Copy out each line of the listing that has the word "JSON" in it.

━━━

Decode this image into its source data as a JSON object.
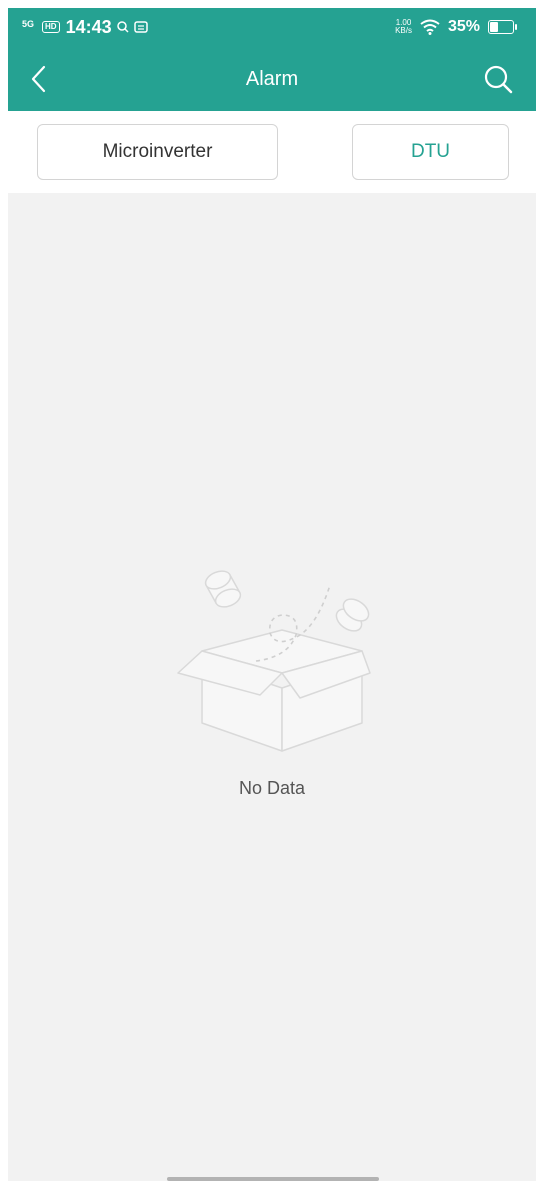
{
  "status_bar": {
    "network": "5G",
    "hd": "HD",
    "time": "14:43",
    "speed_value": "1.00",
    "speed_unit": "KB/s",
    "battery_percent": "35%",
    "battery_level": 0.35
  },
  "nav": {
    "title": "Alarm",
    "back_icon": "chevron-left-icon",
    "search_icon": "search-icon"
  },
  "tabs": [
    {
      "label": "Microinverter"
    },
    {
      "label": "DTU"
    }
  ],
  "empty_state": {
    "text": "No Data",
    "icon": "empty-box-icon"
  },
  "colors": {
    "primary": "#25a292",
    "background": "#f2f2f2",
    "tab_border": "#d4d4d4"
  }
}
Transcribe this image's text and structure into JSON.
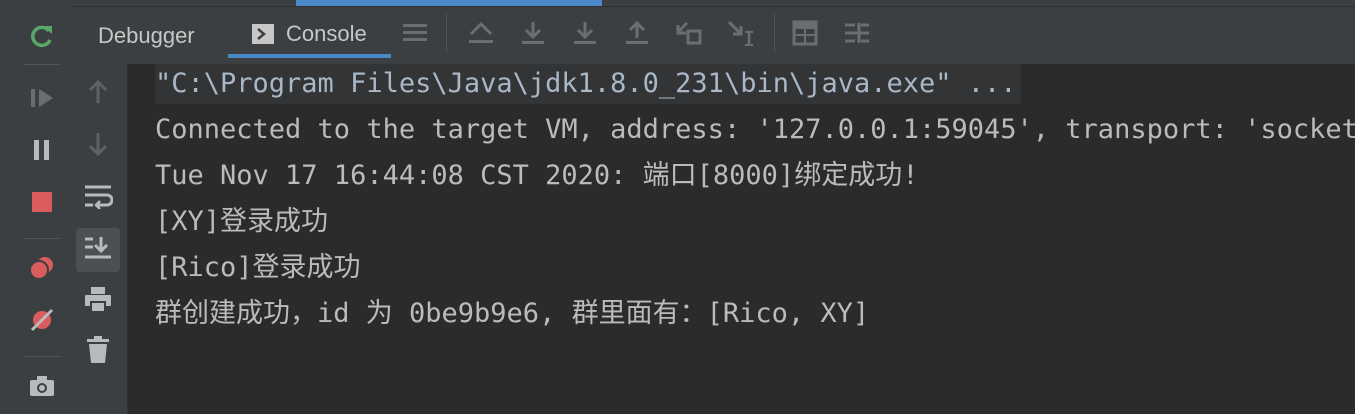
{
  "left_edge": {
    "text": "..."
  },
  "left_toolbar": {
    "items": [
      {
        "name": "rerun-icon"
      },
      {
        "name": "resume-icon"
      },
      {
        "name": "pause-icon"
      },
      {
        "name": "stop-icon"
      },
      {
        "name": "view-breakpoints-icon"
      },
      {
        "name": "mute-breakpoints-icon"
      },
      {
        "name": "camera-icon"
      }
    ]
  },
  "tabs": {
    "debugger_label": "Debugger",
    "console_label": "Console"
  },
  "toolbar_icons": [
    "threads-list-icon",
    "show-execution-point-icon",
    "step-over-icon",
    "step-into-icon",
    "step-out-icon",
    "drop-frame-icon",
    "run-to-cursor-icon",
    "evaluate-expression-icon",
    "trace-icon"
  ],
  "gutter_icons": [
    "up-arrow-icon",
    "down-arrow-icon",
    "soft-wrap-icon",
    "scroll-to-end-icon",
    "print-icon",
    "clear-all-icon"
  ],
  "console": {
    "lines": [
      "\"C:\\Program Files\\Java\\jdk1.8.0_231\\bin\\java.exe\" ...",
      "Connected to the target VM, address: '127.0.0.1:59045', transport: 'socket'",
      "Tue Nov 17 16:44:08 CST 2020: 端口[8000]绑定成功!",
      "[XY]登录成功",
      "[Rico]登录成功",
      "群创建成功，id 为 0be9b9e6, 群里面有：[Rico, XY]"
    ]
  },
  "colors": {
    "background": "#2b2b2b",
    "panel": "#3c3f41",
    "accent": "#4a88c7",
    "text": "#bbbbbb",
    "rerun": "#59a869",
    "stop": "#db5c5c"
  }
}
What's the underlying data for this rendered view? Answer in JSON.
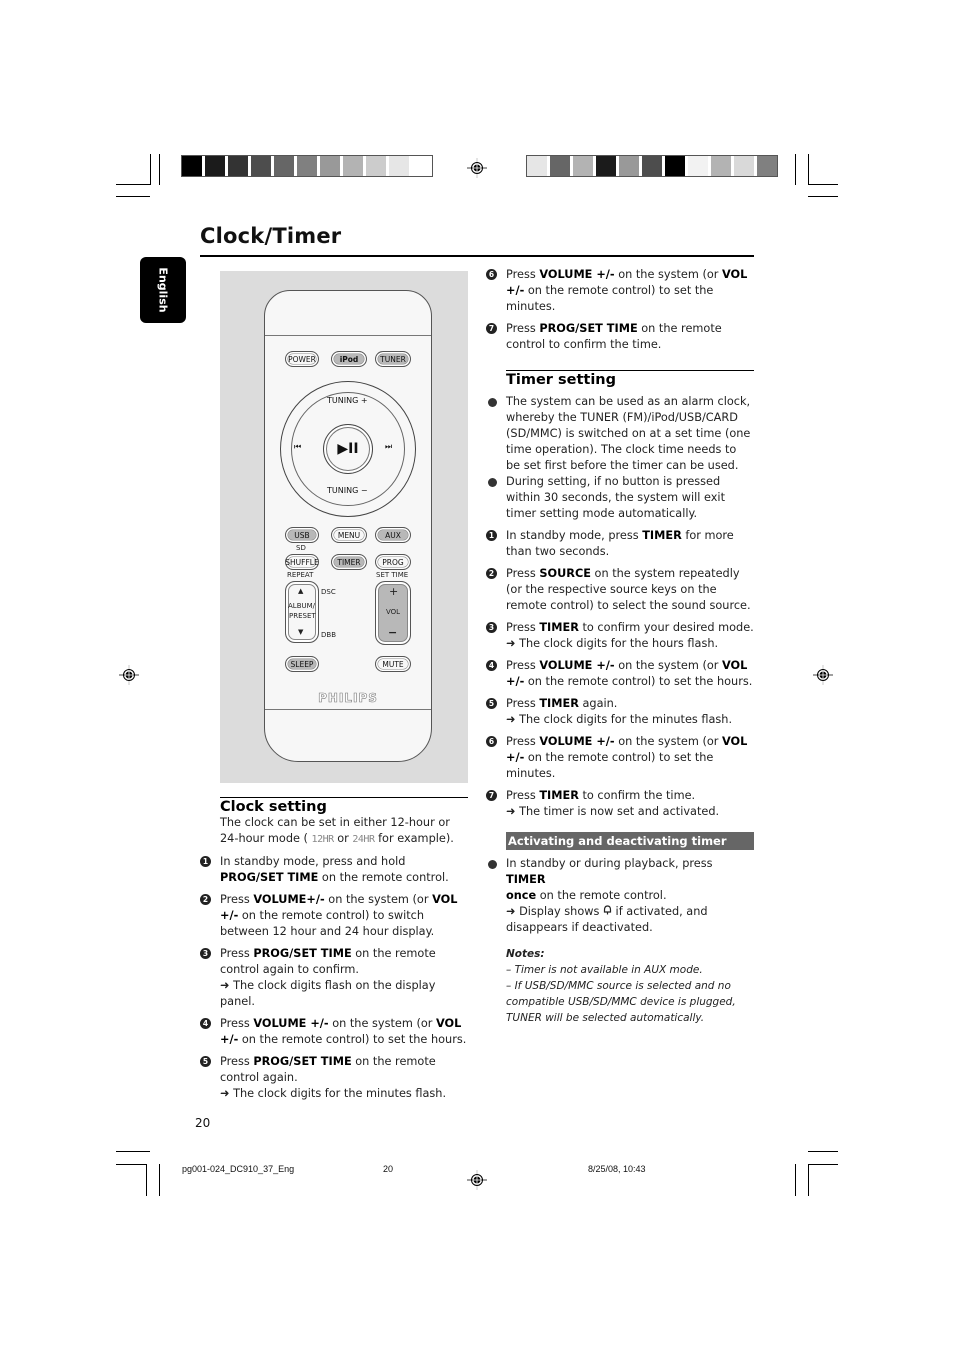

━━━

EXPECTED OUTPUT>
Decode this image into its source data as a JSON object.
Transcribe this image's text and structure into JSON.
What's the underlying data for this rendered view? Answer in JSON.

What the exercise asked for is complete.